__Data shown__.
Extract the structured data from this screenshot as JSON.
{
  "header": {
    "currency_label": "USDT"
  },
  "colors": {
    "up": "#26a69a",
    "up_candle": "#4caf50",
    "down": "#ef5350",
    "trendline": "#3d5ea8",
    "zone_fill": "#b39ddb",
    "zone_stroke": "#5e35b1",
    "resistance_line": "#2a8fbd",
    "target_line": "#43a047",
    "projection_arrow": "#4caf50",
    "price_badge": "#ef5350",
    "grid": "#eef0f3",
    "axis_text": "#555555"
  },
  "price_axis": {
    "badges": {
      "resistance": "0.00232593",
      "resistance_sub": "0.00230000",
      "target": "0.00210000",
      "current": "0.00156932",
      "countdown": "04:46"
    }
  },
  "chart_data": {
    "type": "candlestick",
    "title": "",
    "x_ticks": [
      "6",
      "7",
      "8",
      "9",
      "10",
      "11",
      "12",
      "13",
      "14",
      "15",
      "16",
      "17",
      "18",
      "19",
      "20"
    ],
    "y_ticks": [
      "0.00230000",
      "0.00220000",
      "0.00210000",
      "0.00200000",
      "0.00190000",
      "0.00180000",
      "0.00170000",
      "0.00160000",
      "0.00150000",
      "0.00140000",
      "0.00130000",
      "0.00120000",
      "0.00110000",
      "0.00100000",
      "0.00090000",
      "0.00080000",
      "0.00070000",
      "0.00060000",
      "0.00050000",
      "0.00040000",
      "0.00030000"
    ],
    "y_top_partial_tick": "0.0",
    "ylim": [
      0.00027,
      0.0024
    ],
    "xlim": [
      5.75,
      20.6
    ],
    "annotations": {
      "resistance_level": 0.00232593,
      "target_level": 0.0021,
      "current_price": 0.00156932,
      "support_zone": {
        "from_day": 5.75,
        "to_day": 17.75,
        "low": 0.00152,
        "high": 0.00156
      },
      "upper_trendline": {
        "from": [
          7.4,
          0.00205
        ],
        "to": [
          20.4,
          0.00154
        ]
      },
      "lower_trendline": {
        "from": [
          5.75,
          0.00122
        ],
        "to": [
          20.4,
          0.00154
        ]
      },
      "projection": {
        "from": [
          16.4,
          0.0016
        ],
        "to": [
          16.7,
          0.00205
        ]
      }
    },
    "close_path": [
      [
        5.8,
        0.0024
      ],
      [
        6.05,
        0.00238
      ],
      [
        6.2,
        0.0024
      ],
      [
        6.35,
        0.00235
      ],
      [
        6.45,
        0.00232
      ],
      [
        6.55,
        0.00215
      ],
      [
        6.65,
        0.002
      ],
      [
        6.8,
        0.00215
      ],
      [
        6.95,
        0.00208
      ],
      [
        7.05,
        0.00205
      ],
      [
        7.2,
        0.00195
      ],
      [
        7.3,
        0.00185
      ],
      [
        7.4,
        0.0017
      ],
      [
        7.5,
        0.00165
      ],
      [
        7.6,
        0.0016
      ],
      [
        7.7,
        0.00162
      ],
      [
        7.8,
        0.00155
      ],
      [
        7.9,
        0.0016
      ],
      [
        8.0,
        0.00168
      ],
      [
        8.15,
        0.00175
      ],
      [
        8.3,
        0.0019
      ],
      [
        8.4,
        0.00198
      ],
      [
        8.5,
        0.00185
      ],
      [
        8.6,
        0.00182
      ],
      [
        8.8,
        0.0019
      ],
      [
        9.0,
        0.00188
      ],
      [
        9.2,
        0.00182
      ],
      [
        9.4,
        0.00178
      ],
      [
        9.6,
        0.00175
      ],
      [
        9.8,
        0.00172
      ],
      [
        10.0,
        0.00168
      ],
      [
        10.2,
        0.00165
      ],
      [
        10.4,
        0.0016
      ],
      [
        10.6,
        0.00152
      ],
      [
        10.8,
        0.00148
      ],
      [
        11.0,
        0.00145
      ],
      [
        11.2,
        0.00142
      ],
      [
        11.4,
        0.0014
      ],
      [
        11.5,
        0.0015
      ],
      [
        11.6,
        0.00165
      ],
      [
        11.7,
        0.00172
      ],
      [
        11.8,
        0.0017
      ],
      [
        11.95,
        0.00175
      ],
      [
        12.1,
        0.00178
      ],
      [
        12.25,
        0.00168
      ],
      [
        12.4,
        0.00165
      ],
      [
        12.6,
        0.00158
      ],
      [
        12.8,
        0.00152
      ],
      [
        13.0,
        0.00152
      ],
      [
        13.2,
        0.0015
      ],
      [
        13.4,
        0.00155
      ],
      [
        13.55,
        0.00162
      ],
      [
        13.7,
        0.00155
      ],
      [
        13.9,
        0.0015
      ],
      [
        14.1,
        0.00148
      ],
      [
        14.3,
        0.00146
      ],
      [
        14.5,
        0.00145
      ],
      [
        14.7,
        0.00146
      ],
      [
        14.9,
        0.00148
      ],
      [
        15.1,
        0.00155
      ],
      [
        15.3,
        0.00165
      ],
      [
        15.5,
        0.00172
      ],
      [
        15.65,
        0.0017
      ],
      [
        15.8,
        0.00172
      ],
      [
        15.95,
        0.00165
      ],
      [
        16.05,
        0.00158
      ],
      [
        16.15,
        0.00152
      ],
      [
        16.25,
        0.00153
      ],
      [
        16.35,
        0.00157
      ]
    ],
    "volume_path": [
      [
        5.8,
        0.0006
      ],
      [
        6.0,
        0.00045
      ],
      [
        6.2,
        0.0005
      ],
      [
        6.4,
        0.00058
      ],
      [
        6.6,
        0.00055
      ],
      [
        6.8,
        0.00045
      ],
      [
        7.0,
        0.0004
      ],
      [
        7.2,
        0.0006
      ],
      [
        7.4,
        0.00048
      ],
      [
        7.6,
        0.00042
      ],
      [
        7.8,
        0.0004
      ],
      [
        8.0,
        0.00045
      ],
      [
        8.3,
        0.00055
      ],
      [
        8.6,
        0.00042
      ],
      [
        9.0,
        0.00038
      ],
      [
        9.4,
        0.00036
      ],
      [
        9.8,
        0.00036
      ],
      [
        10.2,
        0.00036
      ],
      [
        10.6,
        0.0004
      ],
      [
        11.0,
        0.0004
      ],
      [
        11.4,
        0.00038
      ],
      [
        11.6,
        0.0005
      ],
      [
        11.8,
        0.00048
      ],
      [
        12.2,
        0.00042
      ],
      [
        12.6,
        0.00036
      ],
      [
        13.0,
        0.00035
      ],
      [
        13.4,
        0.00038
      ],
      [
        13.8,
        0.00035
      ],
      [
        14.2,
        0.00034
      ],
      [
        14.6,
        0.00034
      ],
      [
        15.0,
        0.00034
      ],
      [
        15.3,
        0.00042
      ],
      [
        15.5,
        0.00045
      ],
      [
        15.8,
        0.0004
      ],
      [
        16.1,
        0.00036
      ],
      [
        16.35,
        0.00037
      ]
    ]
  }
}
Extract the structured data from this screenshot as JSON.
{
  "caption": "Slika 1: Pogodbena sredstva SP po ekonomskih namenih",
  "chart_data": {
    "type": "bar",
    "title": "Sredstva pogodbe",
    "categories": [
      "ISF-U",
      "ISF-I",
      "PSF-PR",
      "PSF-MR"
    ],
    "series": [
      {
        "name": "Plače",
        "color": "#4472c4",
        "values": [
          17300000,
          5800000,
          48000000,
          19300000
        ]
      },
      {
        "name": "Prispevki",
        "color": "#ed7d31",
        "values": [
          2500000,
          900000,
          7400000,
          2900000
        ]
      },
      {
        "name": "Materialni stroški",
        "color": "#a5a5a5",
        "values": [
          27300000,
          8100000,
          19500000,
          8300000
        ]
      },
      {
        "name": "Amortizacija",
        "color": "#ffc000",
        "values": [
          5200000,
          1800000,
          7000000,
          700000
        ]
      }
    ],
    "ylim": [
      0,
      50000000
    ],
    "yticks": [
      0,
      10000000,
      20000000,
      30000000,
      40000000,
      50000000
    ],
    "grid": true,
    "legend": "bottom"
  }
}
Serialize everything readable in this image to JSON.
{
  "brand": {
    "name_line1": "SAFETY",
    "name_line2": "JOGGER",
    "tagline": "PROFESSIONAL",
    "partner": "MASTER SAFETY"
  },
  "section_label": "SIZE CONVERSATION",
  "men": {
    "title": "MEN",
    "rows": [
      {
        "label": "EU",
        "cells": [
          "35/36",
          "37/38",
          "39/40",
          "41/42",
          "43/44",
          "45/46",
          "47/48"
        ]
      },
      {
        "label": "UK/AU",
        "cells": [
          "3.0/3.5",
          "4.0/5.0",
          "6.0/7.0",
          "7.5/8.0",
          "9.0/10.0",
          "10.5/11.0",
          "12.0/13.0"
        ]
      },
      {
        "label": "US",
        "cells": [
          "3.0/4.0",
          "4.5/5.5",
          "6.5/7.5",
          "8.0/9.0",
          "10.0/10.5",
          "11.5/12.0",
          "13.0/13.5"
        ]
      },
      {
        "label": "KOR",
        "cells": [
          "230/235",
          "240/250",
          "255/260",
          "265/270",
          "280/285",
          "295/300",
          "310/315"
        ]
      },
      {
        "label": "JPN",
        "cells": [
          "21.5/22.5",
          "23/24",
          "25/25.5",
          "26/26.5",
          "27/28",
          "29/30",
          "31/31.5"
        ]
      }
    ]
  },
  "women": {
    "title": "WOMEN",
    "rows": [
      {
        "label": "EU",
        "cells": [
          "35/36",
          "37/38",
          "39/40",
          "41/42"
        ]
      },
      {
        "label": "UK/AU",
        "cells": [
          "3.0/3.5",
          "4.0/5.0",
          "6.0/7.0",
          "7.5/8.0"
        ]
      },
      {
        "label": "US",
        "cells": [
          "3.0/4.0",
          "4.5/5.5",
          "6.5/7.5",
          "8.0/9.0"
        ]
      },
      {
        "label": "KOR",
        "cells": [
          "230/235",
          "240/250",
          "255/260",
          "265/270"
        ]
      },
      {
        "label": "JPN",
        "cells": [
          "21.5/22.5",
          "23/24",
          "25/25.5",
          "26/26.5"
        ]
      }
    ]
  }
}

__Your objective__.
Say, as a single number and nothing more, how many lines of the entries contain the word "SAFETY".

__Answer in full__.
2